• **JOB**
In your copy, include every line of the listing below exactly but none of the pictures.

Dataset items:
※

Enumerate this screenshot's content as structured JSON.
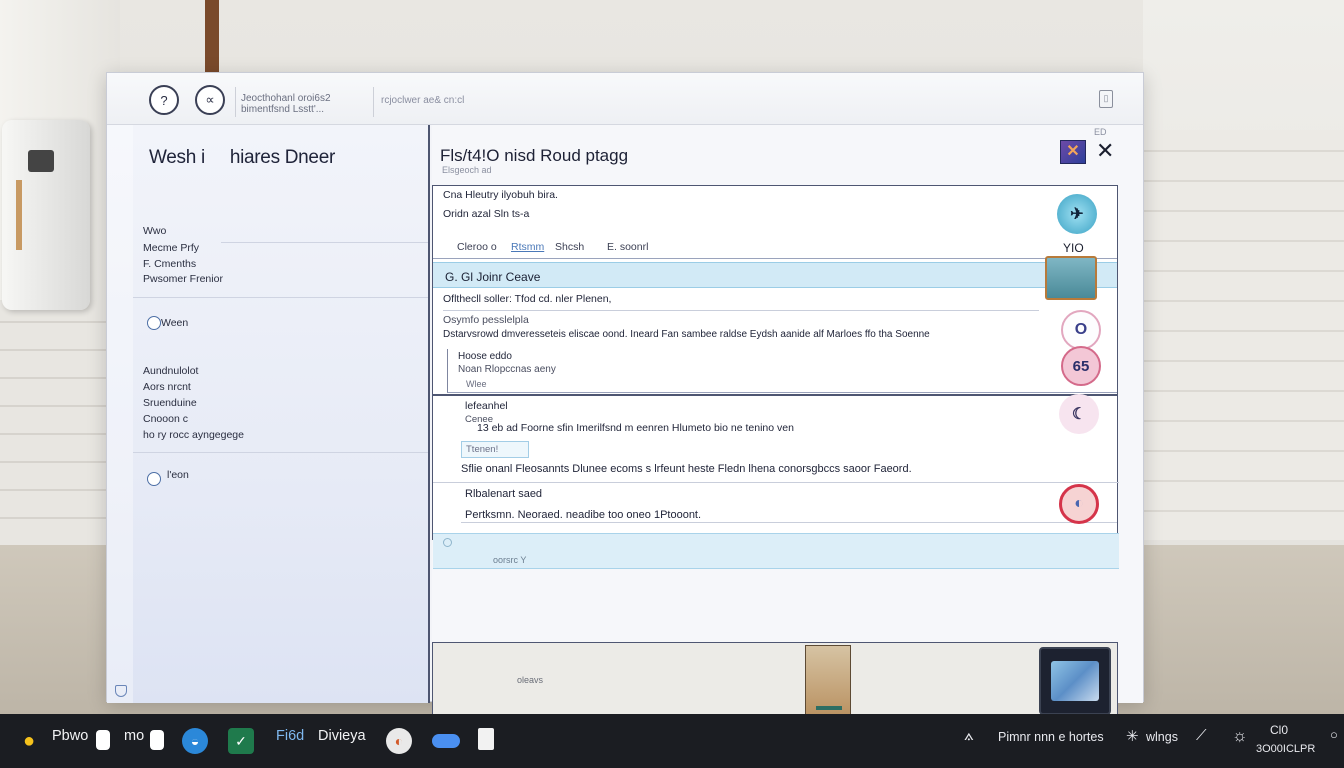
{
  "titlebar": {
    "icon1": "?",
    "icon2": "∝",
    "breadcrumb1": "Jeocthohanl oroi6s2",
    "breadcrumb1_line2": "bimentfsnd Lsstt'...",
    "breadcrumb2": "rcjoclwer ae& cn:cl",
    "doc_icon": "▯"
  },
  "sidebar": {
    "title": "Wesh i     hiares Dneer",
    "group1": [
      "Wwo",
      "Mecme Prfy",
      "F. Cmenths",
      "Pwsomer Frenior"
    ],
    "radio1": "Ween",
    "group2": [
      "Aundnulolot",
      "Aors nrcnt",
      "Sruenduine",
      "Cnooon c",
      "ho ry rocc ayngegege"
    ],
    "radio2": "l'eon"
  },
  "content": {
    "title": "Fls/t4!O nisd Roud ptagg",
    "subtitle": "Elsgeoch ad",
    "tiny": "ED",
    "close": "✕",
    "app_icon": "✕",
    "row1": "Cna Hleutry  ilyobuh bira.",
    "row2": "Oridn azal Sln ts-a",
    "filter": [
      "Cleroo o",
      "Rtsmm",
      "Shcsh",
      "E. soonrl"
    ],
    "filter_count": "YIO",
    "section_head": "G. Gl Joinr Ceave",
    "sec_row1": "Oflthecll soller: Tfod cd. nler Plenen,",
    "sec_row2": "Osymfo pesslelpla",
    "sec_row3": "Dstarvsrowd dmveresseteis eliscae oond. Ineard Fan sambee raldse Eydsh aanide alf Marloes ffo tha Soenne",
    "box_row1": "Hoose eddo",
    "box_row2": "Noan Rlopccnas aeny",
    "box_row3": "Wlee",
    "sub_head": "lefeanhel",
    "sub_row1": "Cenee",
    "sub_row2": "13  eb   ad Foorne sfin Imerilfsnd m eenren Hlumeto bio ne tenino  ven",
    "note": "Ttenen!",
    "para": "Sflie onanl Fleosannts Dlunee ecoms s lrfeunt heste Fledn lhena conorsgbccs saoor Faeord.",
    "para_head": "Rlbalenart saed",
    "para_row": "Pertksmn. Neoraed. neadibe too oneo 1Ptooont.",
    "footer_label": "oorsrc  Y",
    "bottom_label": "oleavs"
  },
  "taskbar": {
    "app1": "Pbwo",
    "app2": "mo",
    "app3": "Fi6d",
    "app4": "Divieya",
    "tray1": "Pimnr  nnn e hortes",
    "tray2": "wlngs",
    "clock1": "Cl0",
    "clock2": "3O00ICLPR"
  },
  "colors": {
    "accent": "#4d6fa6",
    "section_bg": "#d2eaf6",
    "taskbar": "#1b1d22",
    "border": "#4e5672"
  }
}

※

• **OUTPUT FOR THIS TASK**
Enumerate this screenshot's content as structured JSON.
{
  "titlebar": {
    "icon1": "?",
    "icon2": "∝",
    "breadcrumb1": "Jeocthohanl oroi6s2",
    "breadcrumb1_line2": "bimentfsnd Lsstt'...",
    "breadcrumb2": "rcjoclwer ae& cn:cl",
    "doc_icon": "▯"
  },
  "sidebar": {
    "title": "Wesh i     hiares Dneer",
    "group1": [
      "Wwo",
      "Mecme Prfy",
      "F. Cmenths",
      "Pwsomer Frenior"
    ],
    "radio1": "Ween",
    "group2": [
      "Aundnulolot",
      "Aors nrcnt",
      "Sruenduine",
      "Cnooon c",
      "ho ry rocc ayngegege"
    ],
    "radio2": "l'eon"
  },
  "content": {
    "title": "Fls/t4!O nisd Roud ptagg",
    "subtitle": "Elsgeoch ad",
    "tiny": "ED",
    "close": "✕",
    "app_icon": "✕",
    "row1": "Cna Hleutry  ilyobuh bira.",
    "row2": "Oridn azal Sln ts-a",
    "filter": [
      "Cleroo o",
      "Rtsmm",
      "Shcsh",
      "E. soonrl"
    ],
    "filter_count": "YIO",
    "section_head": "G. Gl Joinr Ceave",
    "sec_row1": "Oflthecll soller: Tfod cd. nler Plenen,",
    "sec_row2": "Osymfo pesslelpla",
    "sec_row3": "Dstarvsrowd dmveresseteis eliscae oond. Ineard Fan sambee raldse Eydsh aanide alf Marloes ffo tha Soenne",
    "box_row1": "Hoose eddo",
    "box_row2": "Noan Rlopccnas aeny",
    "box_row3": "Wlee",
    "sub_head": "lefeanhel",
    "sub_row1": "Cenee",
    "sub_row2": "13  eb   ad Foorne sfin Imerilfsnd m eenren Hlumeto bio ne tenino  ven",
    "note": "Ttenen!",
    "para": "Sflie onanl Fleosannts Dlunee ecoms s lrfeunt heste Fledn lhena conorsgbccs saoor Faeord.",
    "para_head": "Rlbalenart saed",
    "para_row": "Pertksmn. Neoraed. neadibe too oneo 1Ptooont.",
    "footer_label": "oorsrc  Y",
    "bottom_label": "oleavs"
  },
  "taskbar": {
    "app1": "Pbwo",
    "app2": "mo",
    "app3": "Fi6d",
    "app4": "Divieya",
    "tray1": "Pimnr  nnn e hortes",
    "tray2": "wlngs",
    "clock1": "Cl0",
    "clock2": "3O00ICLPR"
  },
  "colors": {
    "accent": "#4d6fa6",
    "section_bg": "#d2eaf6",
    "taskbar": "#1b1d22",
    "border": "#4e5672"
  }
}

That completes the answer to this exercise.